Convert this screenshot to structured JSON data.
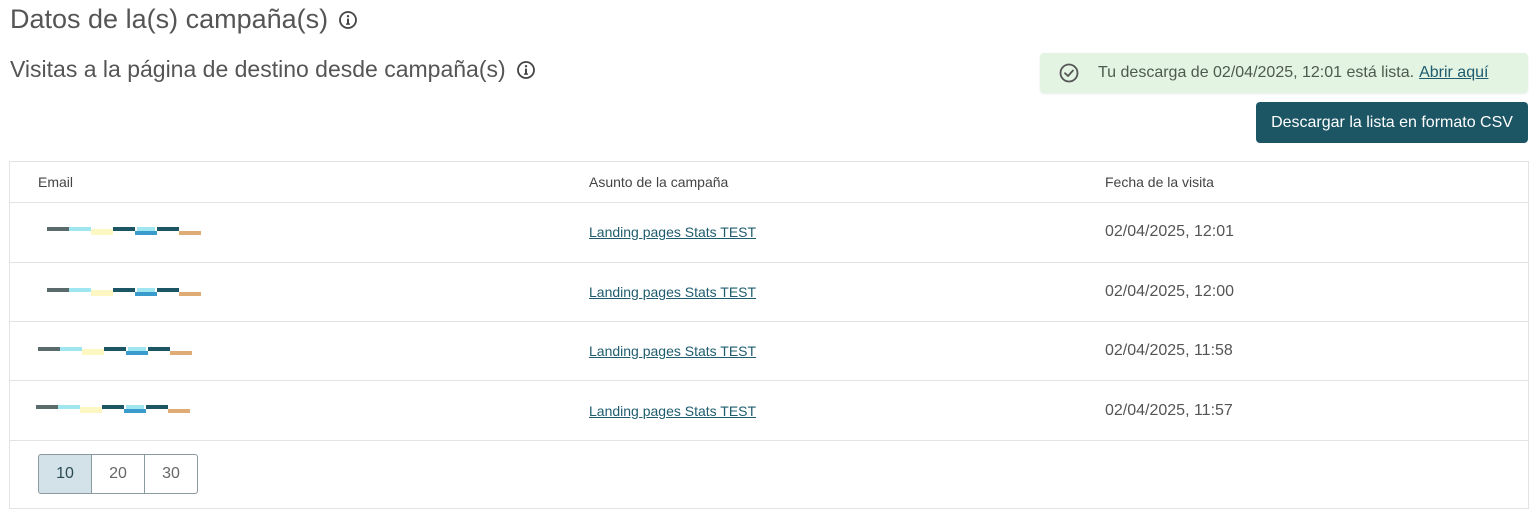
{
  "page": {
    "title": "Datos de la(s) campaña(s)",
    "subtitle": "Visitas a la página de destino desde campaña(s)"
  },
  "toast": {
    "message": "Tu descarga de 02/04/2025, 12:01 está lista.",
    "link": "Abrir aquí",
    "icon": "check-circle-icon"
  },
  "actions": {
    "csv_button": "Descargar la lista en formato CSV"
  },
  "table": {
    "headers": {
      "email": "Email",
      "subject": "Asunto de la campaña",
      "date": "Fecha de la visita"
    },
    "rows": [
      {
        "subject": "Landing pages Stats TEST",
        "date": "02/04/2025, 12:01"
      },
      {
        "subject": "Landing pages Stats TEST",
        "date": "02/04/2025, 12:00"
      },
      {
        "subject": "Landing pages Stats TEST",
        "date": "02/04/2025, 11:58"
      },
      {
        "subject": "Landing pages Stats TEST",
        "date": "02/04/2025, 11:57"
      }
    ]
  },
  "pagination": {
    "options": [
      "10",
      "20",
      "30"
    ],
    "selected": "10"
  },
  "colors": {
    "primary": "#1c5564",
    "link": "#1e5c6e",
    "toast_bg": "#e3f4e3",
    "email_redaction": [
      "#5b6b6b",
      "#9fe6f0",
      "#fdf7c4",
      "#1c5564",
      "#3a9ccc",
      "#e0ac76"
    ]
  }
}
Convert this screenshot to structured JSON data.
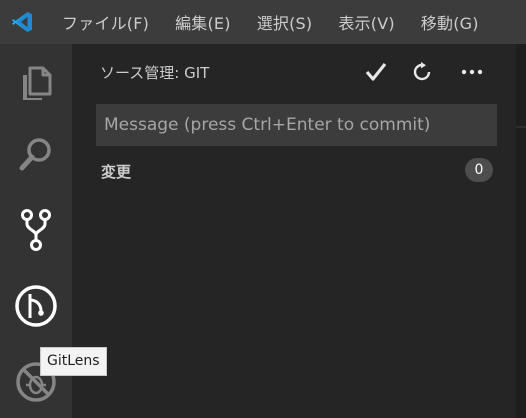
{
  "menu": {
    "items": [
      {
        "label": "ファイル(F)"
      },
      {
        "label": "編集(E)"
      },
      {
        "label": "選択(S)"
      },
      {
        "label": "表示(V)"
      },
      {
        "label": "移動(G)"
      }
    ]
  },
  "activity_bar": {
    "items": [
      {
        "icon": "files-icon"
      },
      {
        "icon": "search-icon"
      },
      {
        "icon": "source-control-icon"
      },
      {
        "icon": "gitlens-icon"
      },
      {
        "icon": "debug-icon"
      }
    ]
  },
  "scm": {
    "title": "ソース管理: GIT",
    "actions": [
      "commit-check-icon",
      "refresh-icon",
      "more-icon"
    ],
    "commit_input": {
      "value": "",
      "placeholder": "Message (press Ctrl+Enter to commit)"
    },
    "changes": {
      "label": "変更",
      "count": "0"
    }
  },
  "tooltip": {
    "text": "GitLens"
  },
  "colors": {
    "titlebar": "#3c3c3c",
    "activitybar": "#333333",
    "sidebar": "#252526",
    "input": "#3c3c3c",
    "vscode_blue": "#23a9f2"
  }
}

--- --- ---

§ EXERCISE DIRECTIONS
Which lines contain the word "lista"? Return each of them.

§ IN RESPONSE
    "message": "Tu descarga de 02/04/2025, 12:01 está lista.",
    "csv_button": "Descargar la lista en formato CSV"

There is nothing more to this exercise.